*** Records for this task

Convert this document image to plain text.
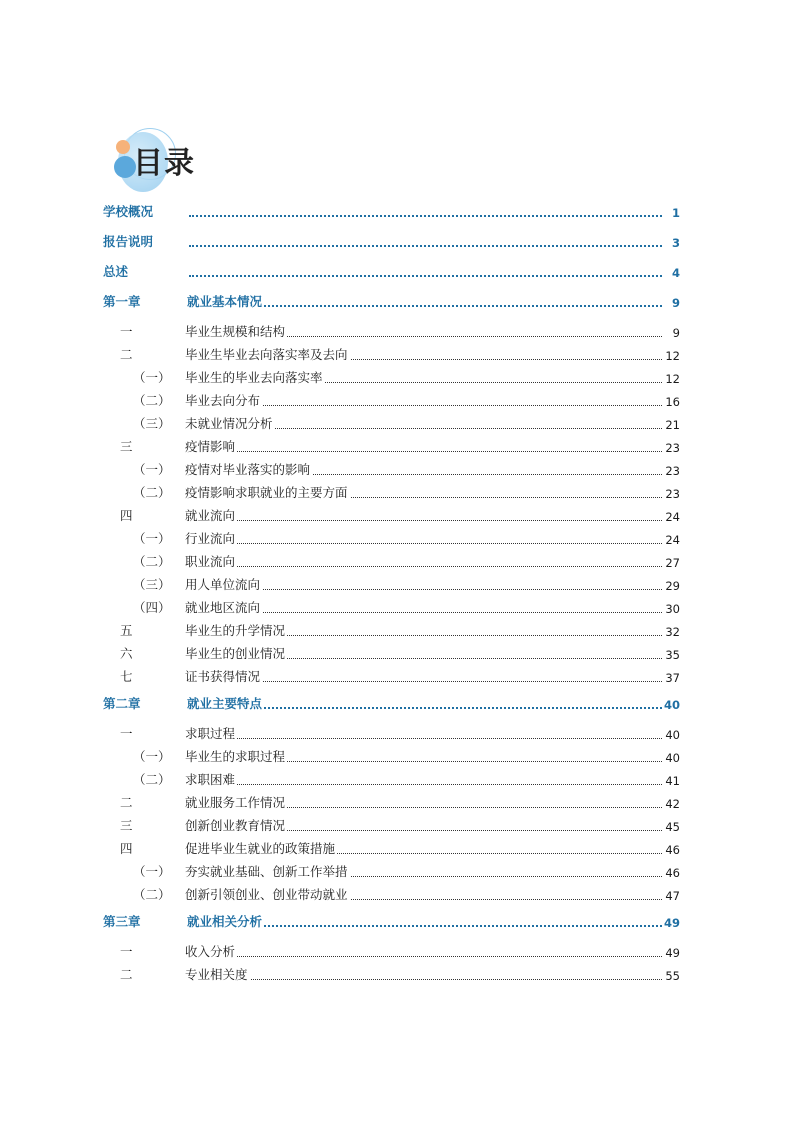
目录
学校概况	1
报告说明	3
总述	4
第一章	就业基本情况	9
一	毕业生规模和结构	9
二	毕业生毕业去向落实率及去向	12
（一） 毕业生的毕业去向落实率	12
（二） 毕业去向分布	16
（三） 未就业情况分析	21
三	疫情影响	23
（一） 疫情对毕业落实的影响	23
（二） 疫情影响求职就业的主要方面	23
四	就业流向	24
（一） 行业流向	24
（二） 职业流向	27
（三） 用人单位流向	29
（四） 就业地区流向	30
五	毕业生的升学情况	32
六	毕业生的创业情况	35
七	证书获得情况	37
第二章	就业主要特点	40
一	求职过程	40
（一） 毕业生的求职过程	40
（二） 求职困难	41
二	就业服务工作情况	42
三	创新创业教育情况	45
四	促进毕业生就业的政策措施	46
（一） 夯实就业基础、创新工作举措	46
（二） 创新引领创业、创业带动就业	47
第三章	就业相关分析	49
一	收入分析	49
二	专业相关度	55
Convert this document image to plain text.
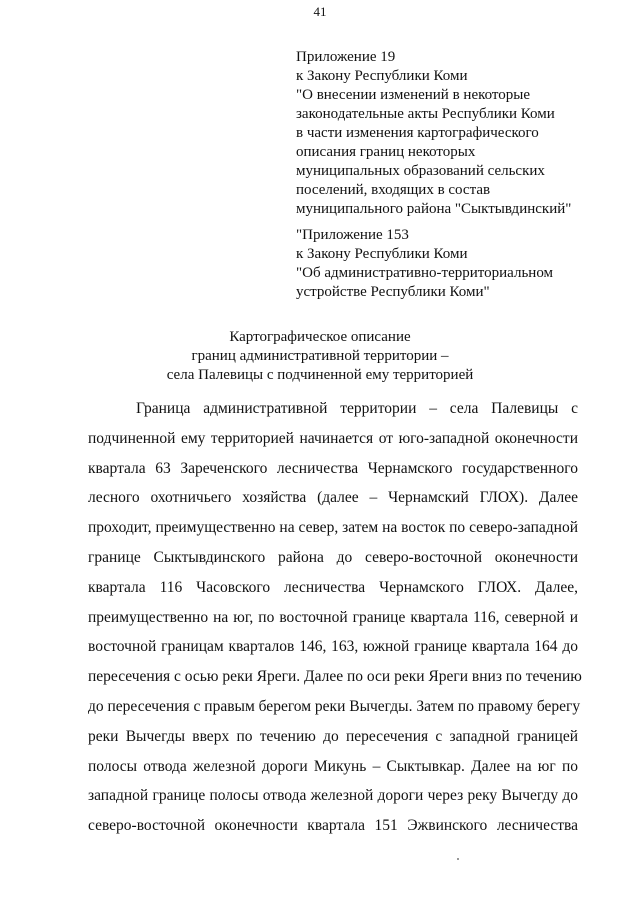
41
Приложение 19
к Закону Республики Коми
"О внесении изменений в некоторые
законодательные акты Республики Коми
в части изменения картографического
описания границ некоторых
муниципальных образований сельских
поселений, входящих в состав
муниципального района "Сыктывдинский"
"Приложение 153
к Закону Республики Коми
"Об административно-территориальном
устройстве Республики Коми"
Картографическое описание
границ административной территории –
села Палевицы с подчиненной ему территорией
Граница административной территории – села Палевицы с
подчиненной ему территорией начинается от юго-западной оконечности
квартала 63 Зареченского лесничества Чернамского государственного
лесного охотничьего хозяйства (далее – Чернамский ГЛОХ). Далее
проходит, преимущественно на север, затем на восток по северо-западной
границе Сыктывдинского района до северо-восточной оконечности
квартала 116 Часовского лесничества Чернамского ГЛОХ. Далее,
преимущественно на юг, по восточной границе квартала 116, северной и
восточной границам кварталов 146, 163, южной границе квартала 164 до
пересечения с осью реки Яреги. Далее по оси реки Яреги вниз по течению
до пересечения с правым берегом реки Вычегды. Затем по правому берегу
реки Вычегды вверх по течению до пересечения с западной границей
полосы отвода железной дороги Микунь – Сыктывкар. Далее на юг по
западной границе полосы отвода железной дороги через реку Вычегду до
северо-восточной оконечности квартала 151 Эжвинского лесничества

******

■ **Required task**
Among the lines of the material, find those that hold the word "реки" and copy them.

■ **Answer to this problem**
пересечения с осью реки Яреги. Далее по оси реки Яреги вниз по течению
до пересечения с правым берегом реки Вычегды. Затем по правому берегу
реки Вычегды вверх по течению до пересечения с западной границей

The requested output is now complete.